Problem description
Locate each line of the material that contains "Circuits", then return it.

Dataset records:
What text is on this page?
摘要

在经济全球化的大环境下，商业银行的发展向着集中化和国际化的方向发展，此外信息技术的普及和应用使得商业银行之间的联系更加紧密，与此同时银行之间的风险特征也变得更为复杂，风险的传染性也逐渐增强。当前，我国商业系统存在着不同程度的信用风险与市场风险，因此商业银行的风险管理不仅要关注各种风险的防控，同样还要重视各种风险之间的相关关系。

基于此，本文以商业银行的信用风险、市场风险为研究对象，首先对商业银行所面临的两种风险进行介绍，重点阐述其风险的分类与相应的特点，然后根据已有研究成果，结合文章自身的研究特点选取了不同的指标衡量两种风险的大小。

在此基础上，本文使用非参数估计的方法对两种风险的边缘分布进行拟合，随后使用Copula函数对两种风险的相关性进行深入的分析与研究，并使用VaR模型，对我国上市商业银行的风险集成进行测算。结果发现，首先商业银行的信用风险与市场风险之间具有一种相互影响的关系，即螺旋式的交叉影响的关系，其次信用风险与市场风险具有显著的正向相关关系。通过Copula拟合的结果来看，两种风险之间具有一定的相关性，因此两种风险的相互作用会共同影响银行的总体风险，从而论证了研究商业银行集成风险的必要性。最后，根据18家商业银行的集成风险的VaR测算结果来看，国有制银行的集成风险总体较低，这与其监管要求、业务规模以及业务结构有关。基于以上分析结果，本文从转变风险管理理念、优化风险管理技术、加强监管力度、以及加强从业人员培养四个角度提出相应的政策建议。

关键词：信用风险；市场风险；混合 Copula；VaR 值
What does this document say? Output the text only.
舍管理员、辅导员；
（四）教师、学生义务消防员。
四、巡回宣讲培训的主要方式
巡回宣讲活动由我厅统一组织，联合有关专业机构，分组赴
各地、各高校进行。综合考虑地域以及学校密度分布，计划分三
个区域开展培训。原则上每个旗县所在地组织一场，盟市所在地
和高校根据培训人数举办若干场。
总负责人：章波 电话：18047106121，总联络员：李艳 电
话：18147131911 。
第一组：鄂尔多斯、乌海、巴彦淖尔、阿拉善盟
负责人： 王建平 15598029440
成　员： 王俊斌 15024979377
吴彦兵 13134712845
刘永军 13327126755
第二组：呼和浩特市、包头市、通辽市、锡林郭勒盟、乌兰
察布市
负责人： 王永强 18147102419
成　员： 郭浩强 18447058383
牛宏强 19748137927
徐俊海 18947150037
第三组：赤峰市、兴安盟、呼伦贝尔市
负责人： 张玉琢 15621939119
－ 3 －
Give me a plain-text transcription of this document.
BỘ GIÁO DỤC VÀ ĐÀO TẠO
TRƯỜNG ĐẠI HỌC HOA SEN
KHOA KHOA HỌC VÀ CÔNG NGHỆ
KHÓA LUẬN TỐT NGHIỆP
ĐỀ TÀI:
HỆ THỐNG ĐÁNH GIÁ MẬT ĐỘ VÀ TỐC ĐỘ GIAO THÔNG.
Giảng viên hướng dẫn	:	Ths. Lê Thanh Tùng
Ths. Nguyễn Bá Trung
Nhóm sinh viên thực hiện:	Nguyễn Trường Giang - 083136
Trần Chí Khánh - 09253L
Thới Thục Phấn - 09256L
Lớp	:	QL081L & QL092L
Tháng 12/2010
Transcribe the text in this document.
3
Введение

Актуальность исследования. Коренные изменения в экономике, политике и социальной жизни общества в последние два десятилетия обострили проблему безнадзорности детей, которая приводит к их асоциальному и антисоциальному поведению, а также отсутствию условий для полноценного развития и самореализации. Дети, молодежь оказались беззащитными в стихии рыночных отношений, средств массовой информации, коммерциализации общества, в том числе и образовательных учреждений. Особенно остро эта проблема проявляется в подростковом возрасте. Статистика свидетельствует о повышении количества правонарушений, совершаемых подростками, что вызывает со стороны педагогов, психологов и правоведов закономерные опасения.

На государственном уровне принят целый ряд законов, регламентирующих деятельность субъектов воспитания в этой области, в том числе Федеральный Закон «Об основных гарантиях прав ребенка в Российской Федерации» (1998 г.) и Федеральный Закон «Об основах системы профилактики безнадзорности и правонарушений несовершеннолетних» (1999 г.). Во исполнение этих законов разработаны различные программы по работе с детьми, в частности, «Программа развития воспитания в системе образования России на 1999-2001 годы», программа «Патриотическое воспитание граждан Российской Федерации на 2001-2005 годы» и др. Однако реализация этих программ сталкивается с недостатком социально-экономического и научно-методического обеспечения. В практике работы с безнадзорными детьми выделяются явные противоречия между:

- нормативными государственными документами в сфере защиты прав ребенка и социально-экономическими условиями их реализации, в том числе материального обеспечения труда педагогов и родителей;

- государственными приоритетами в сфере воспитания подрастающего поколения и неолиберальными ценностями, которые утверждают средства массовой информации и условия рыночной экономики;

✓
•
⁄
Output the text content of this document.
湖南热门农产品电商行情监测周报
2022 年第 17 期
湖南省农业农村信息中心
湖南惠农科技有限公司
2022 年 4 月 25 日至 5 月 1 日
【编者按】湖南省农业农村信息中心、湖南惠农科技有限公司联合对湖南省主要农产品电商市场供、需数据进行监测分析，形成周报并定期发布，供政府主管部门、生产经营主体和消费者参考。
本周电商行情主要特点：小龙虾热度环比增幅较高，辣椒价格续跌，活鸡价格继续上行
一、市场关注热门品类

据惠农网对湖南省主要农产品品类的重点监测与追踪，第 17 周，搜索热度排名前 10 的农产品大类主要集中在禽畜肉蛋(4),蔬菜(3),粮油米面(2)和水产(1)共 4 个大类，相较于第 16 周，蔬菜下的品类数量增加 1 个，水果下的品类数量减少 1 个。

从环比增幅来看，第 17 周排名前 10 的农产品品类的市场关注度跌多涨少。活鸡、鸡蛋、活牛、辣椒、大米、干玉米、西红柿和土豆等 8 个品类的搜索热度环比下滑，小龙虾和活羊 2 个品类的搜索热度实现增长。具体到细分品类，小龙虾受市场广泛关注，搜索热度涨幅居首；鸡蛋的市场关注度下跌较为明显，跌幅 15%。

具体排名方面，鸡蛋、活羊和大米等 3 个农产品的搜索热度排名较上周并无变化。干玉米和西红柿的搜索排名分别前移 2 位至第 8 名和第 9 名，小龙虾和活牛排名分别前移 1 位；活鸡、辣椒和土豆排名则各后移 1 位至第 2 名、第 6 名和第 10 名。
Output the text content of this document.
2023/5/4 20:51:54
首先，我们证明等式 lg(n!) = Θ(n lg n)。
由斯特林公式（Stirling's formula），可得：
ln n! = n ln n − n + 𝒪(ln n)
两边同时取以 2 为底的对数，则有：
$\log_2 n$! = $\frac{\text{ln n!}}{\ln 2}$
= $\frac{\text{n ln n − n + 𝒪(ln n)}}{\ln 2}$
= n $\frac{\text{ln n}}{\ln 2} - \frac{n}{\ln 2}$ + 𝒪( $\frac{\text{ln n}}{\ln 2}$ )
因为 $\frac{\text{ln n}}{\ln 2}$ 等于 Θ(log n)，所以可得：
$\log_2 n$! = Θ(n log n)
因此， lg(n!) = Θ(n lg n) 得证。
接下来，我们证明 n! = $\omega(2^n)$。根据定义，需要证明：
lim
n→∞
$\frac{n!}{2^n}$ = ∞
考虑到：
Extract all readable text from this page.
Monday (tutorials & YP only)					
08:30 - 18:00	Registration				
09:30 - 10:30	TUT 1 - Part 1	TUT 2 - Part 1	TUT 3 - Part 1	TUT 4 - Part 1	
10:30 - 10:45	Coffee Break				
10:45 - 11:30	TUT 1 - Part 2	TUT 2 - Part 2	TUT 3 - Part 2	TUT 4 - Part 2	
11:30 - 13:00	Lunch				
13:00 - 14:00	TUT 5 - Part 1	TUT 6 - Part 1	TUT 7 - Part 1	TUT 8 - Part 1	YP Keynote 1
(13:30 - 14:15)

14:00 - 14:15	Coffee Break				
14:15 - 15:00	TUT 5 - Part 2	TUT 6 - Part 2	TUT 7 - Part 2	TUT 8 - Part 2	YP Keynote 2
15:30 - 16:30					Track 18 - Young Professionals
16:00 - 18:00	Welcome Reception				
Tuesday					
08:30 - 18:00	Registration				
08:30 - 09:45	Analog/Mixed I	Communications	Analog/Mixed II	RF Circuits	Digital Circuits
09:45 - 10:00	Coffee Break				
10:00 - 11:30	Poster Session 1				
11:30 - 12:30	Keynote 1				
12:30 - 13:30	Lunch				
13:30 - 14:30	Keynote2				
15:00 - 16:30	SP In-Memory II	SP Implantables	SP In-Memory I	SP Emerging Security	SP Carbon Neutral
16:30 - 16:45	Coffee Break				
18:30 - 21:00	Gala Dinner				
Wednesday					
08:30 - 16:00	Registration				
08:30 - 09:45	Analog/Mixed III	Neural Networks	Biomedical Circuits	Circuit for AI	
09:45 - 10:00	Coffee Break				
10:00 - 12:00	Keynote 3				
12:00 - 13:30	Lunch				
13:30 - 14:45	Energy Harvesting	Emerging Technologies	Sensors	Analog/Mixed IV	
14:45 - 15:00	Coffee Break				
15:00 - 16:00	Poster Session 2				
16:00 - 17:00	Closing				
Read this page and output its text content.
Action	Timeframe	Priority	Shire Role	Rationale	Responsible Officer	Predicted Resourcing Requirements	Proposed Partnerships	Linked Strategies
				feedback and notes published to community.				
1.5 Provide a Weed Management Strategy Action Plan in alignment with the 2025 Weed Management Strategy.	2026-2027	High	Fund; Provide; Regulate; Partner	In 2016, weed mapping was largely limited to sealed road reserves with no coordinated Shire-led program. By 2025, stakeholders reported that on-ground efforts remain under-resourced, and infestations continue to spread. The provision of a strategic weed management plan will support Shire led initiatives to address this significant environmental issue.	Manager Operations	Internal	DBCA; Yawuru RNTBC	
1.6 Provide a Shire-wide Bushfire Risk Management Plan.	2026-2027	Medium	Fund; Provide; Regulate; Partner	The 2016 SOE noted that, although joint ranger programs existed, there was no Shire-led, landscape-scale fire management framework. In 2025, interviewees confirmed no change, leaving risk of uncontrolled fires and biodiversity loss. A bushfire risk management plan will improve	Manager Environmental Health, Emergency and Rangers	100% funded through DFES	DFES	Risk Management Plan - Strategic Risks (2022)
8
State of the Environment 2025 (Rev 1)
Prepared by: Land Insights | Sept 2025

Answer to this task
08:30 - 09:45	Analog/Mixed I	Communications	Analog/Mixed II	RF Circuits	Digital Circuits
08:30 - 09:45	Analog/Mixed III	Neural Networks	Biomedical Circuits	Circuit for AI	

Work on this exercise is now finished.